══ PROVIDED INFORMATION

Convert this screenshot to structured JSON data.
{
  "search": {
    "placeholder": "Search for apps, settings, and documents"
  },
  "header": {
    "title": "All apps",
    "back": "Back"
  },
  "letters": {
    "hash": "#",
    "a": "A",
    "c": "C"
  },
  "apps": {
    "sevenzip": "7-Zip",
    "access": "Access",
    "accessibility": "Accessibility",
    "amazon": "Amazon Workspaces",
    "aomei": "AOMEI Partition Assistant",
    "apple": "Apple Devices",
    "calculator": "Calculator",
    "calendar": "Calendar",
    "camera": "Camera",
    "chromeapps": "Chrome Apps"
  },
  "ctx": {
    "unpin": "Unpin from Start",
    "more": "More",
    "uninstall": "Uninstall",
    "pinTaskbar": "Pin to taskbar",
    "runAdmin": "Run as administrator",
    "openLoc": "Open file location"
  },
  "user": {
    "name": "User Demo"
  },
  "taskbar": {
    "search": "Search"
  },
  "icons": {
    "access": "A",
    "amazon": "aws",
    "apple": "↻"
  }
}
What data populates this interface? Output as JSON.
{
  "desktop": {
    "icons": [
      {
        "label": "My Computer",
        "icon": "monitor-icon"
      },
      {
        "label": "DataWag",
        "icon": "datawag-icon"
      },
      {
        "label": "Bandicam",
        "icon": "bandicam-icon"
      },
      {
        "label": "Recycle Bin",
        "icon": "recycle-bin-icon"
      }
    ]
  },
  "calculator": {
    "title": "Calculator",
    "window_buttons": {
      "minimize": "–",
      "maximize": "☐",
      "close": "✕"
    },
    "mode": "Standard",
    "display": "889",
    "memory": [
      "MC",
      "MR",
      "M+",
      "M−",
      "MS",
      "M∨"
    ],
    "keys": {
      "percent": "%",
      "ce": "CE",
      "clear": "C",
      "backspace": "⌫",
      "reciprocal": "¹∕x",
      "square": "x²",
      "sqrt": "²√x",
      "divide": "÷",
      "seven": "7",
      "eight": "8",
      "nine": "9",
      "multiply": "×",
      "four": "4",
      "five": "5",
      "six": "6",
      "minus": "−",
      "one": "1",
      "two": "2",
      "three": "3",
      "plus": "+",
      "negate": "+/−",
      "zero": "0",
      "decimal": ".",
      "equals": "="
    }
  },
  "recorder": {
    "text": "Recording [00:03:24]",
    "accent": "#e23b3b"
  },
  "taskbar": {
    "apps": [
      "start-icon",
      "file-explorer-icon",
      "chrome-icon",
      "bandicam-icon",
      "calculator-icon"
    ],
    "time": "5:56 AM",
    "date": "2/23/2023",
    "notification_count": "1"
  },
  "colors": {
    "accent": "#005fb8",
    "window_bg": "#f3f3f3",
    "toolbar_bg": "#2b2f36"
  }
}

════

• _INSTRUCTION_
Pull out each line containing the word "label" and copy it.

• _IN RESPONSE_
        "label": "My Computer",
        "label": "DataWag",
        "label": "Bandicam",
        "label": "Recycle Bin",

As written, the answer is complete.